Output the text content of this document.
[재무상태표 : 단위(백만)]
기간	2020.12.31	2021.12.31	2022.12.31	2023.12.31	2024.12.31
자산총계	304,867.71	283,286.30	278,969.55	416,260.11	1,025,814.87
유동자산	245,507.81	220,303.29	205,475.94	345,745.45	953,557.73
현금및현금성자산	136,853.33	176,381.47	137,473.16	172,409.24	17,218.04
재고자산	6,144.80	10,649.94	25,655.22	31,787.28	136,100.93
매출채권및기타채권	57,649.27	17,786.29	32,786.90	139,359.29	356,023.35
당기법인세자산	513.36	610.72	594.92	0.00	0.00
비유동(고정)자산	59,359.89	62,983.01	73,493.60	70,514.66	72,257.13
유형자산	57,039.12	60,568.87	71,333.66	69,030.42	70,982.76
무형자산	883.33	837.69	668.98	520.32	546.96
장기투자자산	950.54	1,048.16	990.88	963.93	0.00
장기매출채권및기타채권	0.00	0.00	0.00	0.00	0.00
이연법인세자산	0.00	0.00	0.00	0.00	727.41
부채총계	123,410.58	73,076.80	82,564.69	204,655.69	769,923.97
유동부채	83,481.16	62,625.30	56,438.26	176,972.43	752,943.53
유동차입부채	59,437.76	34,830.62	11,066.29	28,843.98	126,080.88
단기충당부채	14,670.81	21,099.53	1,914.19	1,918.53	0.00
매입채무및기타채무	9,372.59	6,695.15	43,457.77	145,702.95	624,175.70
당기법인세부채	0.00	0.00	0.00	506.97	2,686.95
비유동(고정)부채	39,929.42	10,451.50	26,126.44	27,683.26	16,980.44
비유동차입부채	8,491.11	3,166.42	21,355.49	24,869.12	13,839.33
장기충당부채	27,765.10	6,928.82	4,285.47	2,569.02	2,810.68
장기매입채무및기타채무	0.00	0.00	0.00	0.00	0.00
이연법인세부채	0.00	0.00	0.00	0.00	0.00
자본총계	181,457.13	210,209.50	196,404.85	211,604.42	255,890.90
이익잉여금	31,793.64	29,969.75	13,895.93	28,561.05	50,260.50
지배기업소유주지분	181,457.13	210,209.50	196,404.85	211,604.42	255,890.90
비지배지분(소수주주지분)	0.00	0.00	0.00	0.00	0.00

- - - -

AIM OF THE EXERCISE:
Write down all the entries again without a single difference.

IN RESPONSE:
Output the text content of this document.
[재무상태표 : 단위(백만)]
기간	2020.12.31	2021.12.31	2022.12.31	2023.12.31	2024.12.31
자산총계	304,867.71	283,286.30	278,969.55	416,260.11	1,025,814.87
유동자산	245,507.81	220,303.29	205,475.94	345,745.45	953,557.73
현금및현금성자산	136,853.33	176,381.47	137,473.16	172,409.24	17,218.04
재고자산	6,144.80	10,649.94	25,655.22	31,787.28	136,100.93
매출채권및기타채권	57,649.27	17,786.29	32,786.90	139,359.29	356,023.35
당기법인세자산	513.36	610.72	594.92	0.00	0.00
비유동(고정)자산	59,359.89	62,983.01	73,493.60	70,514.66	72,257.13
유형자산	57,039.12	60,568.87	71,333.66	69,030.42	70,982.76
무형자산	883.33	837.69	668.98	520.32	546.96
장기투자자산	950.54	1,048.16	990.88	963.93	0.00
장기매출채권및기타채권	0.00	0.00	0.00	0.00	0.00
이연법인세자산	0.00	0.00	0.00	0.00	727.41
부채총계	123,410.58	73,076.80	82,564.69	204,655.69	769,923.97
유동부채	83,481.16	62,625.30	56,438.26	176,972.43	752,943.53
유동차입부채	59,437.76	34,830.62	11,066.29	28,843.98	126,080.88
단기충당부채	14,670.81	21,099.53	1,914.19	1,918.53	0.00
매입채무및기타채무	9,372.59	6,695.15	43,457.77	145,702.95	624,175.70
당기법인세부채	0.00	0.00	0.00	506.97	2,686.95
비유동(고정)부채	39,929.42	10,451.50	26,126.44	27,683.26	16,980.44
비유동차입부채	8,491.11	3,166.42	21,355.49	24,869.12	13,839.33
장기충당부채	27,765.10	6,928.82	4,285.47	2,569.02	2,810.68
장기매입채무및기타채무	0.00	0.00	0.00	0.00	0.00
이연법인세부채	0.00	0.00	0.00	0.00	0.00
자본총계	181,457.13	210,209.50	196,404.85	211,604.42	255,890.90
이익잉여금	31,793.64	29,969.75	13,895.93	28,561.05	50,260.50
지배기업소유주지분	181,457.13	210,209.50	196,404.85	211,604.42	255,890.90
비지배지분(소수주주지분)	0.00	0.00	0.00	0.00	0.00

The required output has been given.